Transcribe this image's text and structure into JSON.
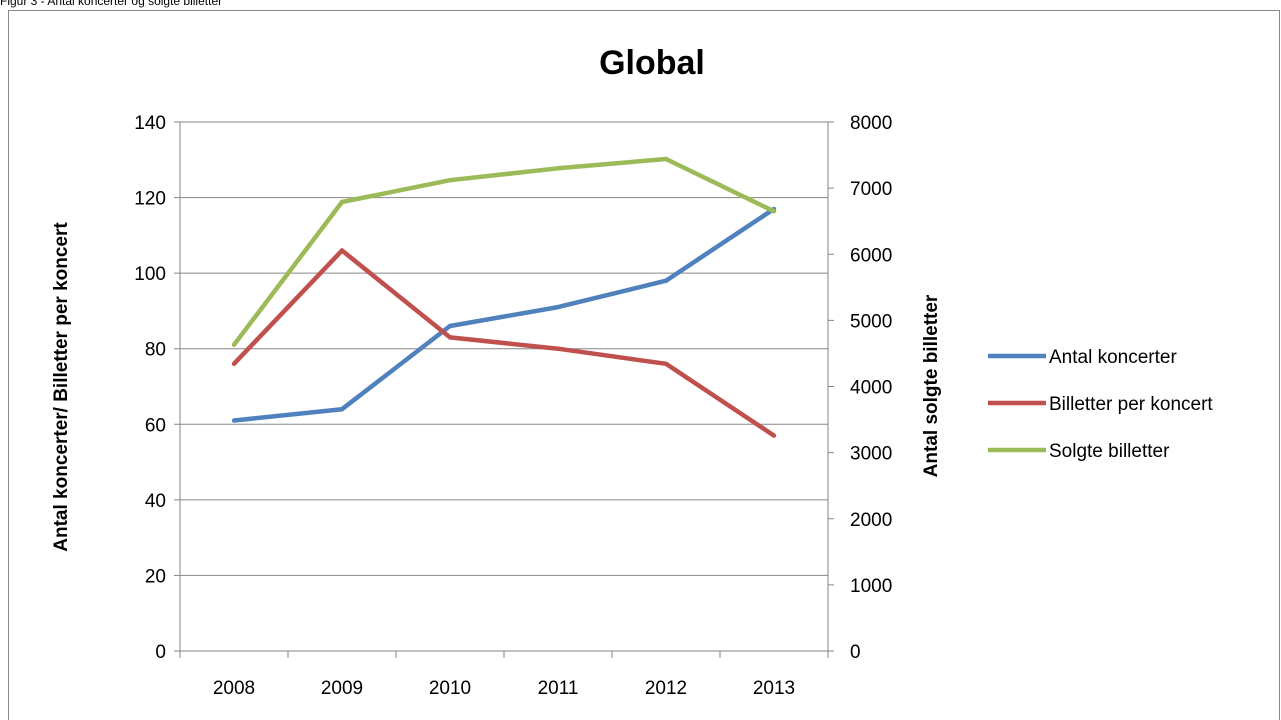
{
  "caption": "Figur 3 - Antal koncerter og solgte billetter",
  "chart_data": {
    "type": "line",
    "title": "Global",
    "categories": [
      "2008",
      "2009",
      "2010",
      "2011",
      "2012",
      "2013"
    ],
    "y_left": {
      "label": "Antal koncerter/ Billetter per koncert",
      "range": [
        0,
        140
      ],
      "ticks": [
        "0",
        "20",
        "40",
        "60",
        "80",
        "100",
        "120",
        "140"
      ]
    },
    "y_right": {
      "label": "Antal solgte billetter",
      "range": [
        0,
        8000
      ],
      "ticks": [
        "0",
        "1000",
        "2000",
        "3000",
        "4000",
        "5000",
        "6000",
        "7000",
        "8000"
      ]
    },
    "grid": true,
    "legend_position": "right",
    "series": [
      {
        "name": "Antal koncerter",
        "axis": "left",
        "color": "#4F81BD",
        "values": [
          61,
          64,
          86,
          91,
          98,
          117
        ]
      },
      {
        "name": "Billetter per koncert",
        "axis": "left",
        "color": "#C0504D",
        "values": [
          76,
          106,
          83,
          80,
          76,
          57
        ]
      },
      {
        "name": "Solgte billetter",
        "axis": "right",
        "color": "#9BBB59",
        "values": [
          4630,
          6790,
          7120,
          7300,
          7440,
          6650
        ]
      }
    ]
  }
}
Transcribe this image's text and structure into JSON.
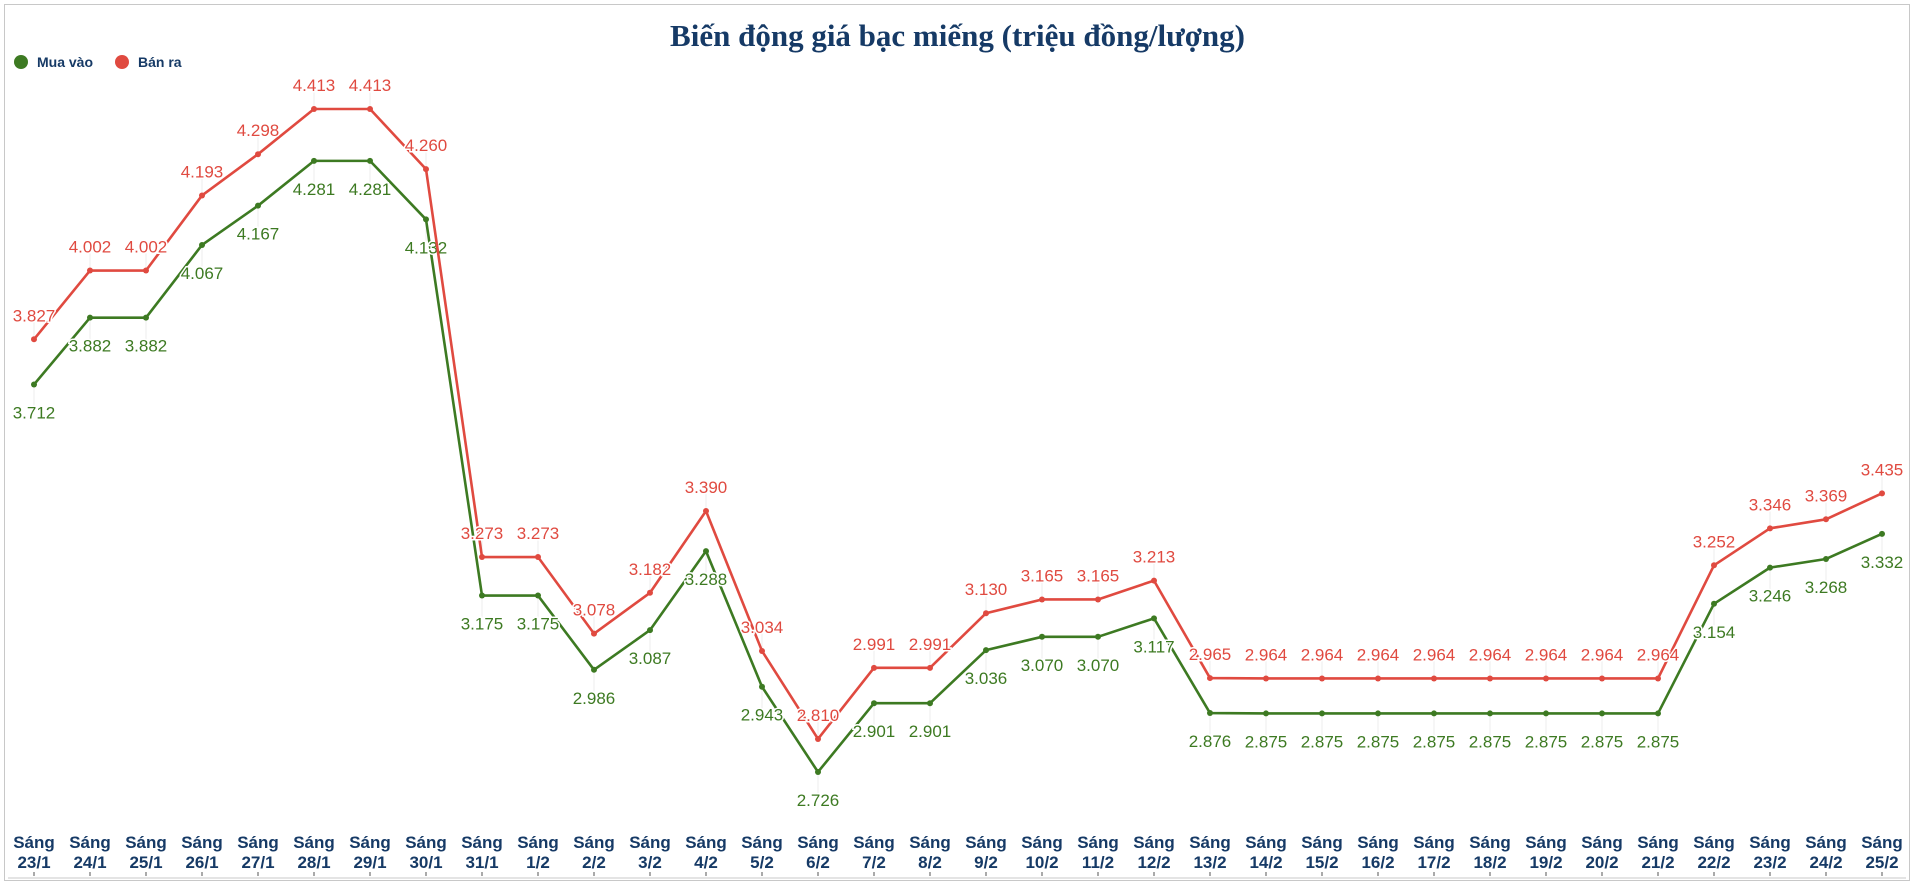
{
  "chart_data": {
    "type": "line",
    "title": "Biến động giá bạc miếng (triệu đồng/lượng)",
    "xlabel": "",
    "ylabel": "",
    "legend_position": "top-left",
    "grid": false,
    "categories": [
      [
        "Sáng",
        "23/1"
      ],
      [
        "Sáng",
        "24/1"
      ],
      [
        "Sáng",
        "25/1"
      ],
      [
        "Sáng",
        "26/1"
      ],
      [
        "Sáng",
        "27/1"
      ],
      [
        "Sáng",
        "28/1"
      ],
      [
        "Sáng",
        "29/1"
      ],
      [
        "Sáng",
        "30/1"
      ],
      [
        "Sáng",
        "31/1"
      ],
      [
        "Sáng",
        "1/2"
      ],
      [
        "Sáng",
        "2/2"
      ],
      [
        "Sáng",
        "3/2"
      ],
      [
        "Sáng",
        "4/2"
      ],
      [
        "Sáng",
        "5/2"
      ],
      [
        "Sáng",
        "6/2"
      ],
      [
        "Sáng",
        "7/2"
      ],
      [
        "Sáng",
        "8/2"
      ],
      [
        "Sáng",
        "9/2"
      ],
      [
        "Sáng",
        "10/2"
      ],
      [
        "Sáng",
        "11/2"
      ],
      [
        "Sáng",
        "12/2"
      ],
      [
        "Sáng",
        "13/2"
      ],
      [
        "Sáng",
        "14/2"
      ],
      [
        "Sáng",
        "15/2"
      ],
      [
        "Sáng",
        "16/2"
      ],
      [
        "Sáng",
        "17/2"
      ],
      [
        "Sáng",
        "18/2"
      ],
      [
        "Sáng",
        "19/2"
      ],
      [
        "Sáng",
        "20/2"
      ],
      [
        "Sáng",
        "21/2"
      ],
      [
        "Sáng",
        "22/2"
      ],
      [
        "Sáng",
        "23/2"
      ],
      [
        "Sáng",
        "24/2"
      ],
      [
        "Sáng",
        "25/2"
      ]
    ],
    "series": [
      {
        "name": "Mua vào",
        "color": "#3d7a22",
        "values": [
          3.712,
          3.882,
          3.882,
          4.067,
          4.167,
          4.281,
          4.281,
          4.132,
          3.175,
          3.175,
          2.986,
          3.087,
          3.288,
          2.943,
          2.726,
          2.901,
          2.901,
          3.036,
          3.07,
          3.07,
          3.117,
          2.876,
          2.875,
          2.875,
          2.875,
          2.875,
          2.875,
          2.875,
          2.875,
          2.875,
          3.154,
          3.246,
          3.268,
          3.332
        ]
      },
      {
        "name": "Bán ra",
        "color": "#e04a40",
        "values": [
          3.827,
          4.002,
          4.002,
          4.193,
          4.298,
          4.413,
          4.413,
          4.26,
          3.273,
          3.273,
          3.078,
          3.182,
          3.39,
          3.034,
          2.81,
          2.991,
          2.991,
          3.13,
          3.165,
          3.165,
          3.213,
          2.965,
          2.964,
          2.964,
          2.964,
          2.964,
          2.964,
          2.964,
          2.964,
          2.964,
          3.252,
          3.346,
          3.369,
          3.435
        ]
      }
    ]
  }
}
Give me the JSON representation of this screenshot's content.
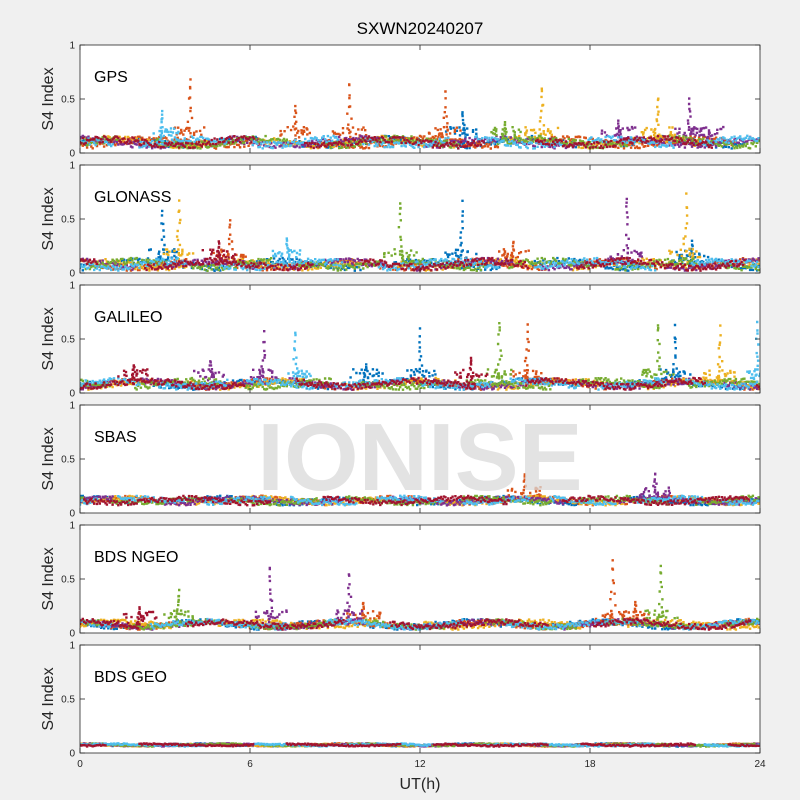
{
  "chart_data": {
    "type": "scatter",
    "title": "SXWN20240207",
    "watermark": "IONISE",
    "xlabel": "UT(h)",
    "xlim": [
      0,
      24
    ],
    "xticks": [
      0,
      6,
      12,
      18,
      24
    ],
    "grid": false,
    "series_colors": [
      "#0072BD",
      "#D95319",
      "#EDB120",
      "#7E2F8E",
      "#77AC30",
      "#4DBEEE",
      "#A2142F"
    ],
    "panels": [
      {
        "name": "GPS",
        "ylabel": "S4 Index",
        "ylim": [
          0,
          1
        ],
        "yticks": [
          "0",
          "0.5",
          "1"
        ],
        "baseline": [
          0.04,
          0.16
        ],
        "bursts": [
          {
            "x": 2.9,
            "peak": 0.4,
            "c": 5
          },
          {
            "x": 3.9,
            "peak": 0.76,
            "c": 1
          },
          {
            "x": 7.6,
            "peak": 0.44,
            "c": 1
          },
          {
            "x": 9.5,
            "peak": 0.72,
            "c": 1
          },
          {
            "x": 12.9,
            "peak": 0.62,
            "c": 1
          },
          {
            "x": 13.5,
            "peak": 0.42,
            "c": 0
          },
          {
            "x": 15.0,
            "peak": 0.3,
            "c": 4
          },
          {
            "x": 16.3,
            "peak": 0.66,
            "c": 2
          },
          {
            "x": 19.0,
            "peak": 0.3,
            "c": 3
          },
          {
            "x": 20.4,
            "peak": 0.55,
            "c": 2
          },
          {
            "x": 21.5,
            "peak": 0.52,
            "c": 3
          },
          {
            "x": 22.2,
            "peak": 0.22,
            "c": 3
          }
        ]
      },
      {
        "name": "GLONASS",
        "ylabel": "S4 Index",
        "ylim": [
          0,
          1
        ],
        "yticks": [
          "0",
          "0.5",
          "1"
        ],
        "baseline": [
          0.02,
          0.14
        ],
        "bursts": [
          {
            "x": 2.9,
            "peak": 0.62,
            "c": 0
          },
          {
            "x": 3.5,
            "peak": 0.72,
            "c": 2
          },
          {
            "x": 5.3,
            "peak": 0.52,
            "c": 1
          },
          {
            "x": 4.9,
            "peak": 0.3,
            "c": 6
          },
          {
            "x": 7.3,
            "peak": 0.34,
            "c": 5
          },
          {
            "x": 11.3,
            "peak": 0.74,
            "c": 4
          },
          {
            "x": 13.5,
            "peak": 0.7,
            "c": 0
          },
          {
            "x": 15.3,
            "peak": 0.3,
            "c": 1
          },
          {
            "x": 19.3,
            "peak": 0.79,
            "c": 3
          },
          {
            "x": 21.4,
            "peak": 0.75,
            "c": 2
          },
          {
            "x": 21.6,
            "peak": 0.3,
            "c": 0
          }
        ]
      },
      {
        "name": "GALILEO",
        "ylabel": "S4 Index",
        "ylim": [
          0,
          1
        ],
        "yticks": [
          "0",
          "0.5",
          "1"
        ],
        "baseline": [
          0.03,
          0.14
        ],
        "bursts": [
          {
            "x": 1.9,
            "peak": 0.28,
            "c": 6
          },
          {
            "x": 4.6,
            "peak": 0.33,
            "c": 3
          },
          {
            "x": 6.5,
            "peak": 0.58,
            "c": 3
          },
          {
            "x": 7.6,
            "peak": 0.6,
            "c": 5
          },
          {
            "x": 10.1,
            "peak": 0.28,
            "c": 0
          },
          {
            "x": 12.0,
            "peak": 0.6,
            "c": 0
          },
          {
            "x": 13.8,
            "peak": 0.34,
            "c": 6
          },
          {
            "x": 14.8,
            "peak": 0.73,
            "c": 4
          },
          {
            "x": 15.8,
            "peak": 0.69,
            "c": 1
          },
          {
            "x": 20.4,
            "peak": 0.72,
            "c": 4
          },
          {
            "x": 21.0,
            "peak": 0.63,
            "c": 0
          },
          {
            "x": 22.6,
            "peak": 0.63,
            "c": 2
          },
          {
            "x": 23.9,
            "peak": 0.68,
            "c": 5
          }
        ]
      },
      {
        "name": "SBAS",
        "ylabel": "S4 Index",
        "ylim": [
          0,
          1
        ],
        "yticks": [
          "0",
          "0.5",
          "1"
        ],
        "baseline": [
          0.07,
          0.16
        ],
        "bursts": [
          {
            "x": 15.7,
            "peak": 0.4,
            "c": 1
          },
          {
            "x": 20.3,
            "peak": 0.39,
            "c": 3
          }
        ]
      },
      {
        "name": "BDS NGEO",
        "ylabel": "S4 Index",
        "ylim": [
          0,
          1
        ],
        "yticks": [
          "0",
          "0.5",
          "1"
        ],
        "baseline": [
          0.03,
          0.13
        ],
        "bursts": [
          {
            "x": 2.1,
            "peak": 0.24,
            "c": 6
          },
          {
            "x": 3.5,
            "peak": 0.42,
            "c": 4
          },
          {
            "x": 6.7,
            "peak": 0.68,
            "c": 3
          },
          {
            "x": 9.5,
            "peak": 0.6,
            "c": 3
          },
          {
            "x": 10.0,
            "peak": 0.3,
            "c": 1
          },
          {
            "x": 18.8,
            "peak": 0.73,
            "c": 1
          },
          {
            "x": 20.5,
            "peak": 0.68,
            "c": 4
          },
          {
            "x": 19.6,
            "peak": 0.3,
            "c": 1
          }
        ]
      },
      {
        "name": "BDS GEO",
        "ylabel": "S4 Index",
        "ylim": [
          0,
          1
        ],
        "yticks": [
          "0",
          "0.5",
          "1"
        ],
        "baseline": [
          0.06,
          0.09
        ],
        "bursts": []
      }
    ]
  }
}
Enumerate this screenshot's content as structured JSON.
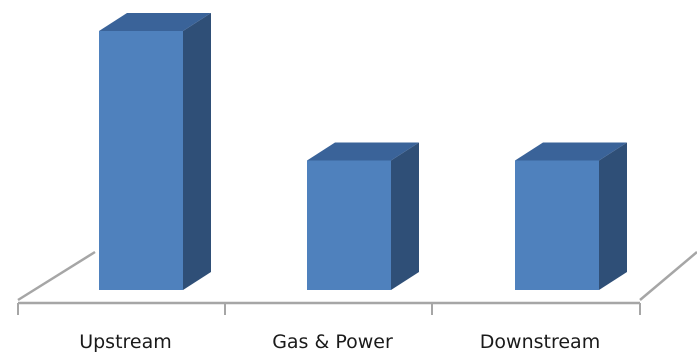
{
  "chart_data": {
    "type": "bar",
    "style": "3d-column",
    "categories": [
      "Upstream",
      "Gas & Power",
      "Downstream"
    ],
    "values": [
      100,
      50,
      50
    ],
    "ylim": [
      0,
      100
    ],
    "grid": false,
    "legend": "none",
    "colors": {
      "front": "#4f81bd",
      "side": "#2f4f77",
      "top": "#3a6399",
      "floor": "#a6a6a6"
    }
  }
}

—————

* Short problem: Go through the data and gather every line that holds "content".

* Full solution:
Give me the JSON representation of this screenshot's content.
Enumerate this screenshot's content as structured JSON.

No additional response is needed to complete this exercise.